To be done: Can all of these lines be returned exactly?

Data shown:
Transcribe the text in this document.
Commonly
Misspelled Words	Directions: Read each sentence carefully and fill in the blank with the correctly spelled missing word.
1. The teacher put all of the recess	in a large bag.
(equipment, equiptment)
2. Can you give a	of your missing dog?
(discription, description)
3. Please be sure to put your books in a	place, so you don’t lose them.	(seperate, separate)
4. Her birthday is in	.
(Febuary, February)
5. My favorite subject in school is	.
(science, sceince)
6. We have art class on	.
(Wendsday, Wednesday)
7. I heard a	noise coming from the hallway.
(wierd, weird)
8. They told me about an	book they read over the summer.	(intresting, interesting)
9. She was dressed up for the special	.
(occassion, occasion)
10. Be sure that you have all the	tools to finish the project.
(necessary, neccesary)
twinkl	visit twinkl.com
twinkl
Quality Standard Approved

Exercise result:
Transcribe the text in this document.
Commonly
Misspelled Words	Directions: Read each sentence carefully and fill in the blank with the correctly spelled missing word.
1. The teacher put all of the recess	in a large bag.
(equipment, equiptment)
2. Can you give a	of your missing dog?
(discription, description)
3. Please be sure to put your books in a	place, so you don’t lose them.	(seperate, separate)
4. Her birthday is in	.
(Febuary, February)
5. My favorite subject in school is	.
(science, sceince)
6. We have art class on	.
(Wendsday, Wednesday)
7. I heard a	noise coming from the hallway.
(wierd, weird)
8. They told me about an	book they read over the summer.	(intresting, interesting)
9. She was dressed up for the special	.
(occassion, occasion)
10. Be sure that you have all the	tools to finish the project.
(necessary, neccesary)
twinkl	visit twinkl.com
twinkl
Quality Standard Approved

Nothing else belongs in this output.